**The task:** Report how many lines contain "image", with no other words.
[Given records start]
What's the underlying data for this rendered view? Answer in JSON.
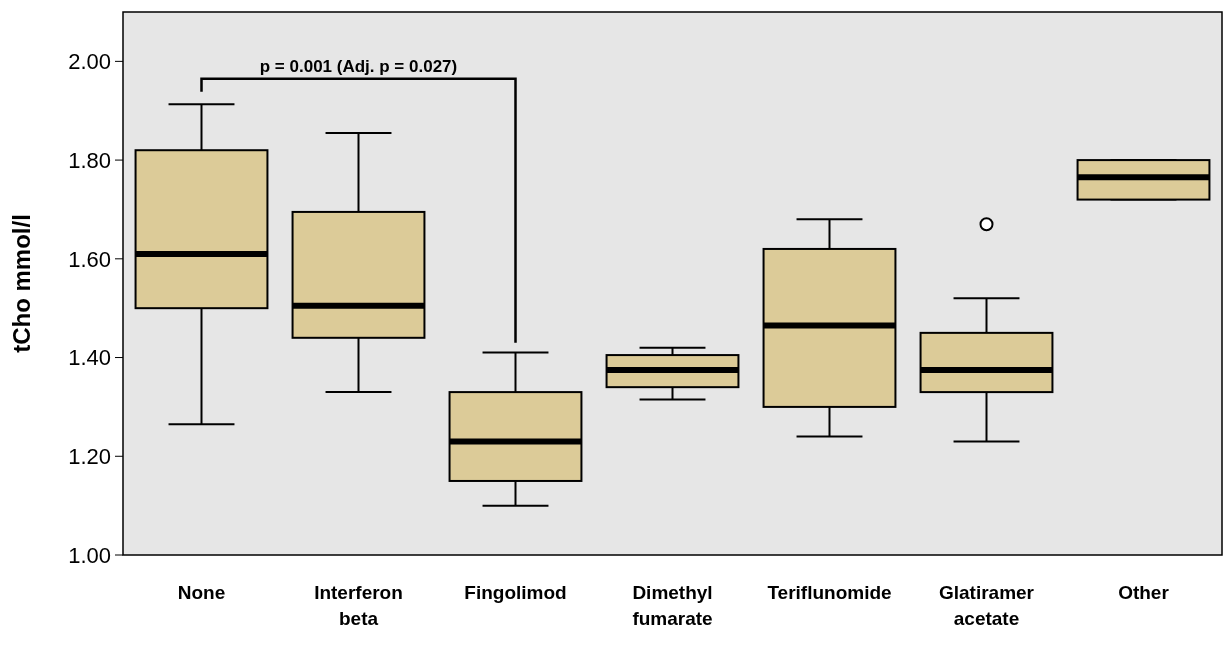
{
  "chart_data": {
    "type": "box",
    "ylabel": "tCho mmol/l",
    "categories": [
      "None",
      "Interferon beta",
      "Fingolimod",
      "Dimethyl fumarate",
      "Teriflunomide",
      "Glatiramer acetate",
      "Other"
    ],
    "boxes": [
      {
        "low": 1.265,
        "q1": 1.5,
        "median": 1.61,
        "q3": 1.82,
        "high": 1.913
      },
      {
        "low": 1.33,
        "q1": 1.44,
        "median": 1.505,
        "q3": 1.695,
        "high": 1.855
      },
      {
        "low": 1.1,
        "q1": 1.15,
        "median": 1.23,
        "q3": 1.33,
        "high": 1.41
      },
      {
        "low": 1.315,
        "q1": 1.34,
        "median": 1.375,
        "q3": 1.405,
        "high": 1.42
      },
      {
        "low": 1.24,
        "q1": 1.3,
        "median": 1.465,
        "q3": 1.62,
        "high": 1.68
      },
      {
        "low": 1.23,
        "q1": 1.33,
        "median": 1.375,
        "q3": 1.45,
        "high": 1.52,
        "outliers": [
          1.67
        ]
      },
      {
        "low": 1.72,
        "q1": 1.72,
        "median": 1.765,
        "q3": 1.8,
        "high": 1.8
      }
    ],
    "color": "#dccb98",
    "ylim": [
      1.0,
      2.1
    ],
    "yticks": [
      {
        "value": 1.0,
        "label": "1.00"
      },
      {
        "value": 1.2,
        "label": "1.20"
      },
      {
        "value": 1.4,
        "label": "1.40"
      },
      {
        "value": 1.6,
        "label": "1.60"
      },
      {
        "value": 1.8,
        "label": "1.80"
      },
      {
        "value": 2.0,
        "label": "2.00"
      }
    ],
    "annotations": [
      "p = 0.001 (Adj. p = 0.027)"
    ]
  }
}
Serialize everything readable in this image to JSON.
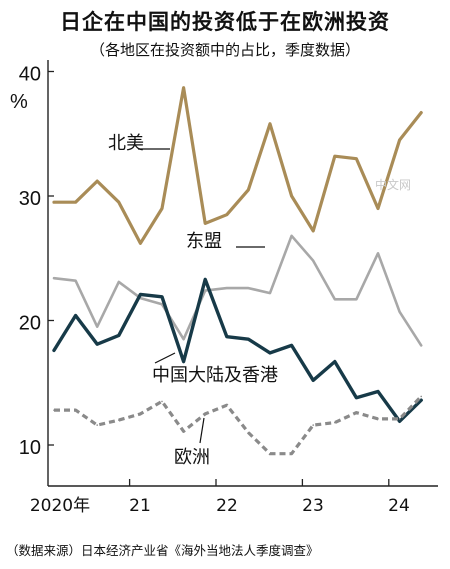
{
  "title": "日企在中国的投资低于在欧洲投资",
  "subtitle": "（各地区在投资额中的占比，季度数据）",
  "source": "（数据来源）日本经济产业省《海外当地法人季度调查》",
  "watermark": "中文网",
  "colors": {
    "north_america": "#a98c57",
    "asean": "#a8a8a8",
    "china_hk": "#173a48",
    "europe": "#8a8a8a",
    "axis": "#222222",
    "grid": "#d0d0d0"
  },
  "chart_data": {
    "type": "line",
    "x_ticks": [
      "2020年",
      "21",
      "22",
      "23",
      "24"
    ],
    "y_unit": "%",
    "y_ticks": [
      10,
      20,
      30,
      40
    ],
    "ylim": [
      6,
      41
    ],
    "x": [
      "2020Q1",
      "2020Q2",
      "2020Q3",
      "2020Q4",
      "2021Q1",
      "2021Q2",
      "2021Q3",
      "2021Q4",
      "2022Q1",
      "2022Q2",
      "2022Q3",
      "2022Q4",
      "2023Q1",
      "2023Q2",
      "2023Q3",
      "2023Q4",
      "2024Q1",
      "2024Q2"
    ],
    "series": [
      {
        "name": "北美",
        "key": "north_america",
        "style": "solid",
        "values": [
          29.5,
          29.5,
          31.2,
          29.5,
          26.2,
          29.0,
          38.7,
          27.8,
          28.5,
          30.5,
          35.8,
          30.0,
          27.2,
          33.2,
          33.0,
          29.0,
          34.5,
          36.7
        ]
      },
      {
        "name": "东盟",
        "key": "asean",
        "style": "solid",
        "values": [
          23.4,
          23.2,
          19.5,
          23.1,
          21.8,
          21.3,
          18.5,
          22.4,
          22.6,
          22.6,
          22.2,
          26.8,
          24.8,
          21.7,
          21.7,
          25.4,
          20.7,
          18.0
        ]
      },
      {
        "name": "中国大陆及香港",
        "key": "china_hk",
        "style": "solid",
        "values": [
          17.6,
          20.4,
          18.1,
          18.8,
          22.1,
          21.9,
          16.7,
          23.3,
          18.7,
          18.5,
          17.4,
          18.0,
          15.2,
          16.7,
          13.8,
          14.3,
          11.9,
          13.6
        ]
      },
      {
        "name": "欧洲",
        "key": "europe",
        "style": "dashed",
        "values": [
          12.8,
          12.8,
          11.6,
          12.0,
          12.5,
          13.5,
          11.1,
          12.5,
          13.2,
          11.0,
          9.3,
          9.3,
          11.6,
          11.8,
          12.6,
          12.1,
          12.1,
          13.9
        ]
      }
    ]
  }
}
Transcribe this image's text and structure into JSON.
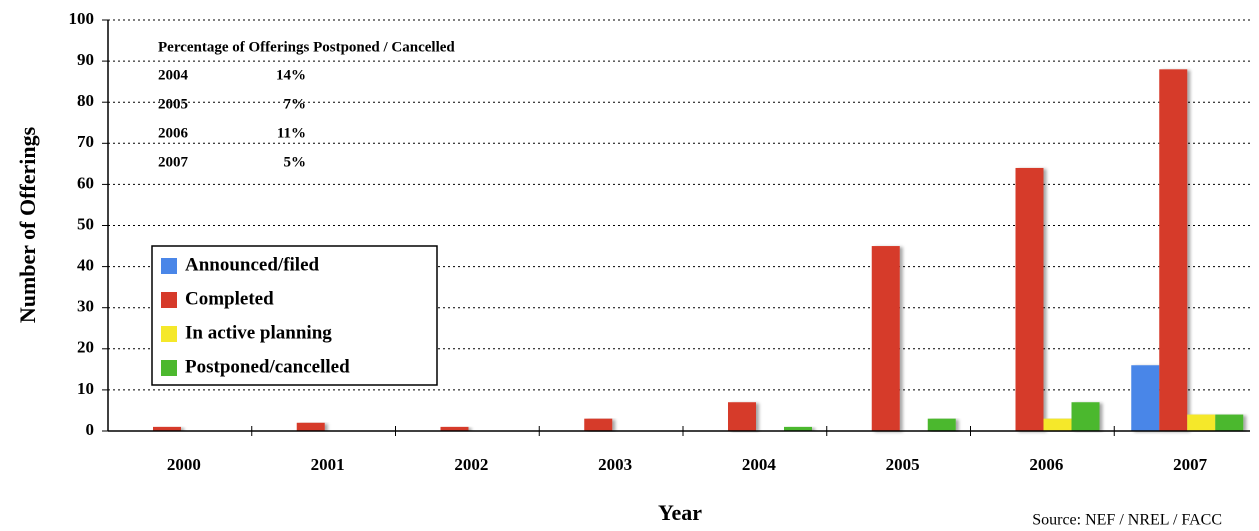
{
  "chart_data": {
    "type": "bar",
    "y_label": "Number of Offerings",
    "x_label": "Year",
    "source": "Source: NEF / NREL / FACC",
    "annotation": {
      "title": "Percentage of Offerings Postponed / Cancelled",
      "rows": [
        [
          "2004",
          "14%"
        ],
        [
          "2005",
          "7%"
        ],
        [
          "2006",
          "11%"
        ],
        [
          "2007",
          "5%"
        ]
      ]
    },
    "categories": [
      "2000",
      "2001",
      "2002",
      "2003",
      "2004",
      "2005",
      "2006",
      "2007"
    ],
    "series": [
      {
        "name": "Announced/filed",
        "color": "#4a86e8",
        "values": [
          0,
          0,
          0,
          0,
          0,
          0,
          0,
          16
        ]
      },
      {
        "name": "Completed",
        "color": "#d63a2a",
        "values": [
          1,
          2,
          1,
          3,
          7,
          45,
          64,
          88
        ]
      },
      {
        "name": "In active planning",
        "color": "#f5e82a",
        "values": [
          0,
          0,
          0,
          0,
          0,
          0,
          3,
          4
        ]
      },
      {
        "name": "Postponed/cancelled",
        "color": "#4cb82e",
        "values": [
          0,
          0,
          0,
          0,
          1,
          3,
          7,
          4
        ]
      }
    ],
    "ylim": [
      0,
      100
    ],
    "yticks": [
      0,
      10,
      20,
      30,
      40,
      50,
      60,
      70,
      80,
      90,
      100
    ],
    "grid": true,
    "legend": "center left"
  }
}
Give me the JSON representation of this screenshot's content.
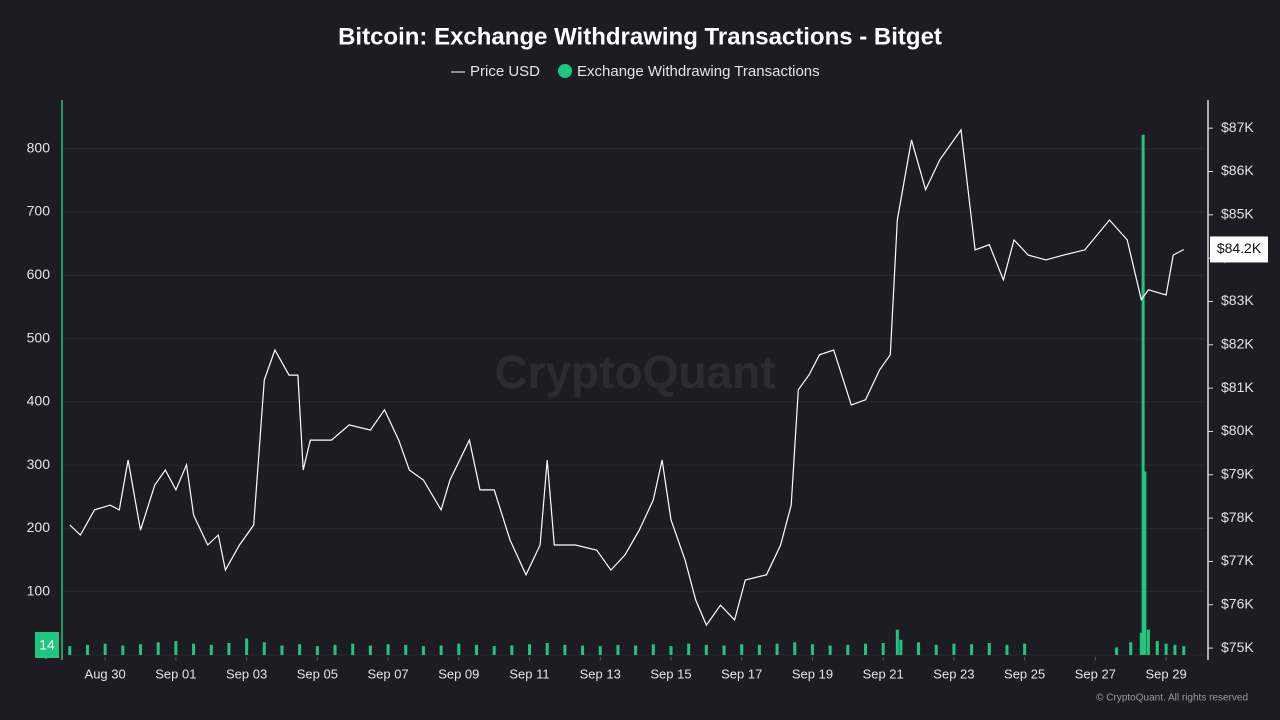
{
  "chart_data": {
    "type": "bar-line",
    "title": "Bitcoin: Exchange Withdrawing Transactions - Bitget",
    "watermark": "CryptoQuant",
    "copyright": "© CryptoQuant. All rights reserved",
    "xlim": [
      -1.22,
      31.1
    ],
    "xticks": [
      {
        "value": 0,
        "label": "Aug 30"
      },
      {
        "value": 2,
        "label": "Sep 01"
      },
      {
        "value": 4,
        "label": "Sep 03"
      },
      {
        "value": 6,
        "label": "Sep 05"
      },
      {
        "value": 8,
        "label": "Sep 07"
      },
      {
        "value": 10,
        "label": "Sep 09"
      },
      {
        "value": 12,
        "label": "Sep 11"
      },
      {
        "value": 14,
        "label": "Sep 13"
      },
      {
        "value": 16,
        "label": "Sep 15"
      },
      {
        "value": 18,
        "label": "Sep 17"
      },
      {
        "value": 20,
        "label": "Sep 19"
      },
      {
        "value": 22,
        "label": "Sep 21"
      },
      {
        "value": 24,
        "label": "Sep 23"
      },
      {
        "value": 26,
        "label": "Sep 25"
      },
      {
        "value": 28,
        "label": "Sep 27"
      },
      {
        "value": 30,
        "label": "Sep 29"
      }
    ],
    "ylim": [
      0,
      877
    ],
    "yticks": [
      0,
      100,
      200,
      300,
      400,
      500,
      600,
      700,
      800
    ],
    "y2lim": [
      74840,
      87650
    ],
    "y2ticks": [
      {
        "value": 75000,
        "label": "$75K"
      },
      {
        "value": 76000,
        "label": "$76K"
      },
      {
        "value": 77000,
        "label": "$77K"
      },
      {
        "value": 78000,
        "label": "$78K"
      },
      {
        "value": 79000,
        "label": "$79K"
      },
      {
        "value": 80000,
        "label": "$80K"
      },
      {
        "value": 81000,
        "label": "$81K"
      },
      {
        "value": 82000,
        "label": "$82K"
      },
      {
        "value": 83000,
        "label": "$83K"
      },
      {
        "value": 84000,
        "label": "$84K"
      },
      {
        "value": 85000,
        "label": "$85K"
      },
      {
        "value": 86000,
        "label": "$86K"
      },
      {
        "value": 87000,
        "label": "$87K"
      }
    ],
    "grid": true,
    "series": [
      {
        "name": "Price USD",
        "type": "line",
        "axis": "y2",
        "color": "#ffffff",
        "end_label": "$84.2K",
        "x": [
          -1.0,
          -0.7,
          -0.3,
          0.14,
          0.4,
          0.65,
          1.0,
          1.4,
          1.7,
          2.0,
          2.3,
          2.5,
          2.9,
          3.2,
          3.4,
          3.8,
          4.2,
          4.5,
          4.8,
          5.2,
          5.45,
          5.6,
          5.8,
          6.4,
          6.9,
          7.5,
          7.9,
          8.3,
          8.6,
          9.0,
          9.5,
          9.75,
          10.3,
          10.6,
          11.0,
          11.45,
          11.9,
          12.3,
          12.5,
          12.7,
          13.3,
          13.9,
          14.3,
          14.7,
          15.1,
          15.5,
          15.75,
          16.0,
          16.4,
          16.7,
          17.0,
          17.4,
          17.8,
          18.1,
          18.7,
          19.1,
          19.4,
          19.6,
          19.9,
          20.2,
          20.6,
          21.1,
          21.5,
          21.9,
          22.2,
          22.4,
          22.8,
          23.2,
          23.6,
          24.2,
          24.6,
          25.0,
          25.4,
          25.7,
          26.1,
          26.6,
          27.1,
          27.7,
          28.4,
          28.9,
          29.3,
          29.5,
          30.0,
          30.2,
          30.5
        ],
        "values": [
          77840,
          77610,
          78190,
          78300,
          78190,
          79340,
          77720,
          78760,
          79110,
          78650,
          79230,
          78070,
          77380,
          77610,
          76800,
          77380,
          77840,
          81190,
          81880,
          81300,
          81300,
          79110,
          79800,
          79800,
          80150,
          80030,
          80500,
          79800,
          79110,
          78880,
          78190,
          78880,
          79800,
          78650,
          78650,
          77490,
          76690,
          77380,
          79340,
          77380,
          77380,
          77260,
          76800,
          77150,
          77720,
          78420,
          79340,
          77960,
          77030,
          76110,
          75530,
          75990,
          75650,
          76570,
          76690,
          77380,
          78300,
          80960,
          81300,
          81770,
          81880,
          80610,
          80730,
          81420,
          81770,
          84880,
          86730,
          85580,
          86270,
          86960,
          84190,
          84310,
          83500,
          84420,
          84070,
          83960,
          84070,
          84190,
          84880,
          84420,
          83040,
          83270,
          83150,
          84070,
          84200
        ]
      },
      {
        "name": "Exchange Withdrawing Transactions",
        "type": "bar",
        "axis": "y",
        "color": "#1ec77f",
        "x": [
          -1.0,
          -0.5,
          0,
          0.5,
          1.0,
          1.5,
          2.0,
          2.5,
          3.0,
          3.5,
          4.0,
          4.5,
          5.0,
          5.5,
          6.0,
          6.5,
          7.0,
          7.5,
          8.0,
          8.5,
          9.0,
          9.5,
          10.0,
          10.5,
          11.0,
          11.5,
          12.0,
          12.5,
          13.0,
          13.5,
          14.0,
          14.5,
          15.0,
          15.5,
          16.0,
          16.5,
          17.0,
          17.5,
          18.0,
          18.5,
          19.0,
          19.5,
          20.0,
          20.5,
          21.0,
          21.5,
          22.0,
          22.4,
          22.5,
          23.0,
          23.5,
          24.0,
          24.5,
          25.0,
          25.5,
          26.0,
          28.6,
          29.0,
          29.3,
          29.35,
          29.4,
          29.5,
          29.75,
          30.0,
          30.25,
          30.5
        ],
        "values": [
          14,
          16,
          18,
          15,
          17,
          20,
          22,
          18,
          16,
          19,
          26,
          20,
          15,
          17,
          14,
          16,
          18,
          15,
          17,
          16,
          14,
          15,
          18,
          16,
          14,
          15,
          17,
          19,
          16,
          15,
          14,
          16,
          15,
          17,
          14,
          18,
          16,
          15,
          17,
          16,
          18,
          20,
          17,
          15,
          16,
          18,
          19,
          40,
          24,
          20,
          16,
          18,
          17,
          19,
          16,
          18,
          12,
          20,
          35,
          822,
          290,
          40,
          22,
          18,
          16,
          14
        ]
      }
    ]
  }
}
[Given records end]
**Response to the task:** 2